### Set task
Below are records to be output exactly, every one of them.
>> BEGIN Records for the task
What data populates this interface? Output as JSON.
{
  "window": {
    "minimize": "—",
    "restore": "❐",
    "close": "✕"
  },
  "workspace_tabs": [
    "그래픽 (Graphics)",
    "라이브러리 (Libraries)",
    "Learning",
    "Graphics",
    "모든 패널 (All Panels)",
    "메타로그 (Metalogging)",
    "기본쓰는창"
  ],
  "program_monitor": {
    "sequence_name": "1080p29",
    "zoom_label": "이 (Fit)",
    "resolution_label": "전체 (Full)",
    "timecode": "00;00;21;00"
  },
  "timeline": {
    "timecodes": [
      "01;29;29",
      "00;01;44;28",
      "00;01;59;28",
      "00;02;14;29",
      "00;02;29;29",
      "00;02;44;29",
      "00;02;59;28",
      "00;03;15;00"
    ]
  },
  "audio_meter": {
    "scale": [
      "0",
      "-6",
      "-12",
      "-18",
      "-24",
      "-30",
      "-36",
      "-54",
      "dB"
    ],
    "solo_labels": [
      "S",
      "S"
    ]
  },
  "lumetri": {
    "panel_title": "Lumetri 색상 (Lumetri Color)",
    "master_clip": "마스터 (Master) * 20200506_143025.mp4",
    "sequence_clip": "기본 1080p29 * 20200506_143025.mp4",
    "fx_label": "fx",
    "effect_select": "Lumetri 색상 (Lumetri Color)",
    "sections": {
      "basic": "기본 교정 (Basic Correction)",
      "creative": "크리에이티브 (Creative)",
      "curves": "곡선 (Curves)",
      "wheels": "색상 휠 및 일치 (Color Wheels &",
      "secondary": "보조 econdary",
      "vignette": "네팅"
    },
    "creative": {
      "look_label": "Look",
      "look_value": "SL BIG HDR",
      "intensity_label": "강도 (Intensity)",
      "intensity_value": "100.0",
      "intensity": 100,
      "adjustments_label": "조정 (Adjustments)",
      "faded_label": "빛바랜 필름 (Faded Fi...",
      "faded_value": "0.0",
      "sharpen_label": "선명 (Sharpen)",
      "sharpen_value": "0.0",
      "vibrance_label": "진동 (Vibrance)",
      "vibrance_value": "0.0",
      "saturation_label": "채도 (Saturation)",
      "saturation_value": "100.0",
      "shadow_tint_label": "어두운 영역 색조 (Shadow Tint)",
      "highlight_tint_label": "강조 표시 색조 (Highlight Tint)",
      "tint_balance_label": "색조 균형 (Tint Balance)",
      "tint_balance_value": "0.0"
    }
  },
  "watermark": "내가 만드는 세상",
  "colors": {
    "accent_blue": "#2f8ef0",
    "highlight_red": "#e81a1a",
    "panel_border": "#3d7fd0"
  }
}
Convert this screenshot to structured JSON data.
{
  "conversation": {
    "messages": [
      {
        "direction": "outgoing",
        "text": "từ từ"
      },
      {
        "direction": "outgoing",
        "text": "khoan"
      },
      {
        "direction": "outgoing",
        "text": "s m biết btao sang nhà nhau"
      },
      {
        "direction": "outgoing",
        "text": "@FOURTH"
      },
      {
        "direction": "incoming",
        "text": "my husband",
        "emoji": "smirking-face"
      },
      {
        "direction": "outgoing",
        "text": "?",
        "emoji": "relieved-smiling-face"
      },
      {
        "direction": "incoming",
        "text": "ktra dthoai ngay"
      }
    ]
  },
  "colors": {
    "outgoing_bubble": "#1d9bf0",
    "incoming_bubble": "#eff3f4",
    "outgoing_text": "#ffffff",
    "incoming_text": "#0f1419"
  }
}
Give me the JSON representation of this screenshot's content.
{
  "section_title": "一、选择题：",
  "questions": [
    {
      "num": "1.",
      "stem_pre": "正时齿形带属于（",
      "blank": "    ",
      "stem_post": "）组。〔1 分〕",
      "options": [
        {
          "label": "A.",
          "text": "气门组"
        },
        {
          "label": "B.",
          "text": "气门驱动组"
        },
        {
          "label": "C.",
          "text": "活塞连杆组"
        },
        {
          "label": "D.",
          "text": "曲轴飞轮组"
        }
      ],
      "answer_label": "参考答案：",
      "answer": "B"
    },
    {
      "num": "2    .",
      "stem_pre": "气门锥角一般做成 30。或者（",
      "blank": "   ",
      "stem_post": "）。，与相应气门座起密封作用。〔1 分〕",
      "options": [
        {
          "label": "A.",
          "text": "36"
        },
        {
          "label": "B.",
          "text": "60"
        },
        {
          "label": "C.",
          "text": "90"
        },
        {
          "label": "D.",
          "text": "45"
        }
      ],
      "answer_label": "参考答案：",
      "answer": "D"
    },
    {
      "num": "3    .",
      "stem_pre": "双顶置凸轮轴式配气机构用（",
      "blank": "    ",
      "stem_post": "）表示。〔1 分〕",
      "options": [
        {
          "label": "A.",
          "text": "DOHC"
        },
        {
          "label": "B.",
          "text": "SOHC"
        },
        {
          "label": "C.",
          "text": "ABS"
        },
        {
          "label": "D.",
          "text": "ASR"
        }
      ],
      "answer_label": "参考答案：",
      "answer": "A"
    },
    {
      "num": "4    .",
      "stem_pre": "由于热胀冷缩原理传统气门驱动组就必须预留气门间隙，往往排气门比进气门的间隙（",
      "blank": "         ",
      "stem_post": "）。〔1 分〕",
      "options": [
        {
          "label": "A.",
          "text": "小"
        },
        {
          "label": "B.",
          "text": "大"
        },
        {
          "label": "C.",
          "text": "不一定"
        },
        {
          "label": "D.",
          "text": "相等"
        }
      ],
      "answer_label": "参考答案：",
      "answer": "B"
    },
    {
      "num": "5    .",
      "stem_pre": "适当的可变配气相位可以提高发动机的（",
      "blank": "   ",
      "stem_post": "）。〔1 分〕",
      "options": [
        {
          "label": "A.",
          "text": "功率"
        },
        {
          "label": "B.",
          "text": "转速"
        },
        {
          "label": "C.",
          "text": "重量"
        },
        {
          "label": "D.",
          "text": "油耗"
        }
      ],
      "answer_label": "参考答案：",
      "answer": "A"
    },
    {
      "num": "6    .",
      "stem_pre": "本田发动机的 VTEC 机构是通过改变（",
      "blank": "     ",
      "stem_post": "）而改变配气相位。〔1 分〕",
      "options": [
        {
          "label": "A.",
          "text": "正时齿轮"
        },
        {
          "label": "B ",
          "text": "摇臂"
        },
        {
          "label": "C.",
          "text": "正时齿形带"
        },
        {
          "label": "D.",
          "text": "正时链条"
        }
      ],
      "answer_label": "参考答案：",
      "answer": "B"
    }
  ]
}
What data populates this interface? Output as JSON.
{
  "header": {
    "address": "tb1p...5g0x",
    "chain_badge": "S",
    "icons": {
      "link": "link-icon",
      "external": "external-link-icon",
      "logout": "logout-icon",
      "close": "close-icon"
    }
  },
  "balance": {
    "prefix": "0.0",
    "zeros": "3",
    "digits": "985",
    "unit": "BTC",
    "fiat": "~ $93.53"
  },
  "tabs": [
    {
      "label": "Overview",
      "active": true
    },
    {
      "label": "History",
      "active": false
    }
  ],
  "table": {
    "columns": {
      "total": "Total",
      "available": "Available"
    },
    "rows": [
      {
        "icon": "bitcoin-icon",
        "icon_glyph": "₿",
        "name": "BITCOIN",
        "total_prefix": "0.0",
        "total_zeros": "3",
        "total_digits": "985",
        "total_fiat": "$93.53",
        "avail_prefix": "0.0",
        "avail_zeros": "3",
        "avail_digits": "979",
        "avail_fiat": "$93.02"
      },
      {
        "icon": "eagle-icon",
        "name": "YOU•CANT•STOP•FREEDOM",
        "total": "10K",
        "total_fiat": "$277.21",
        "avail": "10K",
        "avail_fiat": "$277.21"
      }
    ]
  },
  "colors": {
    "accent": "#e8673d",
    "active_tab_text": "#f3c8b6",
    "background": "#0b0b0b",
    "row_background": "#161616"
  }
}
>> END Records for the task
### Problem solution
What data populates this interface? Output as JSON.
{
  "window": {
    "minimize": "—",
    "restore": "❐",
    "close": "✕"
  },
  "workspace_tabs": [
    "그래픽 (Graphics)",
    "라이브러리 (Libraries)",
    "Learning",
    "Graphics",
    "모든 패널 (All Panels)",
    "메타로그 (Metalogging)",
    "기본쓰는창"
  ],
  "program_monitor": {
    "sequence_name": "1080p29",
    "zoom_label": "이 (Fit)",
    "resolution_label": "전체 (Full)",
    "timecode": "00;00;21;00"
  },
  "timeline": {
    "timecodes": [
      "01;29;29",
      "00;01;44;28",
      "00;01;59;28",
      "00;02;14;29",
      "00;02;29;29",
      "00;02;44;29",
      "00;02;59;28",
      "00;03;15;00"
    ]
  },
  "audio_meter": {
    "scale": [
      "0",
      "-6",
      "-12",
      "-18",
      "-24",
      "-30",
      "-36",
      "-54",
      "dB"
    ],
    "solo_labels": [
      "S",
      "S"
    ]
  },
  "lumetri": {
    "panel_title": "Lumetri 색상 (Lumetri Color)",
    "master_clip": "마스터 (Master) * 20200506_143025.mp4",
    "sequence_clip": "기본 1080p29 * 20200506_143025.mp4",
    "fx_label": "fx",
    "effect_select": "Lumetri 색상 (Lumetri Color)",
    "sections": {
      "basic": "기본 교정 (Basic Correction)",
      "creative": "크리에이티브 (Creative)",
      "curves": "곡선 (Curves)",
      "wheels": "색상 휠 및 일치 (Color Wheels &",
      "secondary": "보조 econdary",
      "vignette": "네팅"
    },
    "creative": {
      "look_label": "Look",
      "look_value": "SL BIG HDR",
      "intensity_label": "강도 (Intensity)",
      "intensity_value": "100.0",
      "intensity": 100,
      "adjustments_label": "조정 (Adjustments)",
      "faded_label": "빛바랜 필름 (Faded Fi...",
      "faded_value": "0.0",
      "sharpen_label": "선명 (Sharpen)",
      "sharpen_value": "0.0",
      "vibrance_label": "진동 (Vibrance)",
      "vibrance_value": "0.0",
      "saturation_label": "채도 (Saturation)",
      "saturation_value": "100.0",
      "shadow_tint_label": "어두운 영역 색조 (Shadow Tint)",
      "highlight_tint_label": "강조 표시 색조 (Highlight Tint)",
      "tint_balance_label": "색조 균형 (Tint Balance)",
      "tint_balance_value": "0.0"
    }
  },
  "watermark": "내가 만드는 세상",
  "colors": {
    "accent_blue": "#2f8ef0",
    "highlight_red": "#e81a1a",
    "panel_border": "#3d7fd0"
  }
}
Convert this screenshot to structured JSON data.
{
  "conversation": {
    "messages": [
      {
        "direction": "outgoing",
        "text": "từ từ"
      },
      {
        "direction": "outgoing",
        "text": "khoan"
      },
      {
        "direction": "outgoing",
        "text": "s m biết btao sang nhà nhau"
      },
      {
        "direction": "outgoing",
        "text": "@FOURTH"
      },
      {
        "direction": "incoming",
        "text": "my husband",
        "emoji": "smirking-face"
      },
      {
        "direction": "outgoing",
        "text": "?",
        "emoji": "relieved-smiling-face"
      },
      {
        "direction": "incoming",
        "text": "ktra dthoai ngay"
      }
    ]
  },
  "colors": {
    "outgoing_bubble": "#1d9bf0",
    "incoming_bubble": "#eff3f4",
    "outgoing_text": "#ffffff",
    "incoming_text": "#0f1419"
  }
}
Give me the JSON representation of this screenshot's content.
{
  "section_title": "一、选择题：",
  "questions": [
    {
      "num": "1.",
      "stem_pre": "正时齿形带属于（",
      "blank": "    ",
      "stem_post": "）组。〔1 分〕",
      "options": [
        {
          "label": "A.",
          "text": "气门组"
        },
        {
          "label": "B.",
          "text": "气门驱动组"
        },
        {
          "label": "C.",
          "text": "活塞连杆组"
        },
        {
          "label": "D.",
          "text": "曲轴飞轮组"
        }
      ],
      "answer_label": "参考答案：",
      "answer": "B"
    },
    {
      "num": "2    .",
      "stem_pre": "气门锥角一般做成 30。或者（",
      "blank": "   ",
      "stem_post": "）。，与相应气门座起密封作用。〔1 分〕",
      "options": [
        {
          "label": "A.",
          "text": "36"
        },
        {
          "label": "B.",
          "text": "60"
        },
        {
          "label": "C.",
          "text": "90"
        },
        {
          "label": "D.",
          "text": "45"
        }
      ],
      "answer_label": "参考答案：",
      "answer": "D"
    },
    {
      "num": "3    .",
      "stem_pre": "双顶置凸轮轴式配气机构用（",
      "blank": "    ",
      "stem_post": "）表示。〔1 分〕",
      "options": [
        {
          "label": "A.",
          "text": "DOHC"
        },
        {
          "label": "B.",
          "text": "SOHC"
        },
        {
          "label": "C.",
          "text": "ABS"
        },
        {
          "label": "D.",
          "text": "ASR"
        }
      ],
      "answer_label": "参考答案：",
      "answer": "A"
    },
    {
      "num": "4    .",
      "stem_pre": "由于热胀冷缩原理传统气门驱动组就必须预留气门间隙，往往排气门比进气门的间隙（",
      "blank": "         ",
      "stem_post": "）。〔1 分〕",
      "options": [
        {
          "label": "A.",
          "text": "小"
        },
        {
          "label": "B.",
          "text": "大"
        },
        {
          "label": "C.",
          "text": "不一定"
        },
        {
          "label": "D.",
          "text": "相等"
        }
      ],
      "answer_label": "参考答案：",
      "answer": "B"
    },
    {
      "num": "5    .",
      "stem_pre": "适当的可变配气相位可以提高发动机的（",
      "blank": "   ",
      "stem_post": "）。〔1 分〕",
      "options": [
        {
          "label": "A.",
          "text": "功率"
        },
        {
          "label": "B.",
          "text": "转速"
        },
        {
          "label": "C.",
          "text": "重量"
        },
        {
          "label": "D.",
          "text": "油耗"
        }
      ],
      "answer_label": "参考答案：",
      "answer": "A"
    },
    {
      "num": "6    .",
      "stem_pre": "本田发动机的 VTEC 机构是通过改变（",
      "blank": "     ",
      "stem_post": "）而改变配气相位。〔1 分〕",
      "options": [
        {
          "label": "A.",
          "text": "正时齿轮"
        },
        {
          "label": "B ",
          "text": "摇臂"
        },
        {
          "label": "C.",
          "text": "正时齿形带"
        },
        {
          "label": "D.",
          "text": "正时链条"
        }
      ],
      "answer_label": "参考答案：",
      "answer": "B"
    }
  ]
}
What data populates this interface? Output as JSON.
{
  "header": {
    "address": "tb1p...5g0x",
    "chain_badge": "S",
    "icons": {
      "link": "link-icon",
      "external": "external-link-icon",
      "logout": "logout-icon",
      "close": "close-icon"
    }
  },
  "balance": {
    "prefix": "0.0",
    "zeros": "3",
    "digits": "985",
    "unit": "BTC",
    "fiat": "~ $93.53"
  },
  "tabs": [
    {
      "label": "Overview",
      "active": true
    },
    {
      "label": "History",
      "active": false
    }
  ],
  "table": {
    "columns": {
      "total": "Total",
      "available": "Available"
    },
    "rows": [
      {
        "icon": "bitcoin-icon",
        "icon_glyph": "₿",
        "name": "BITCOIN",
        "total_prefix": "0.0",
        "total_zeros": "3",
        "total_digits": "985",
        "total_fiat": "$93.53",
        "avail_prefix": "0.0",
        "avail_zeros": "3",
        "avail_digits": "979",
        "avail_fiat": "$93.02"
      },
      {
        "icon": "eagle-icon",
        "name": "YOU•CANT•STOP•FREEDOM",
        "total": "10K",
        "total_fiat": "$277.21",
        "avail": "10K",
        "avail_fiat": "$277.21"
      }
    ]
  },
  "colors": {
    "accent": "#e8673d",
    "active_tab_text": "#f3c8b6",
    "background": "#0b0b0b",
    "row_background": "#161616"
  }
}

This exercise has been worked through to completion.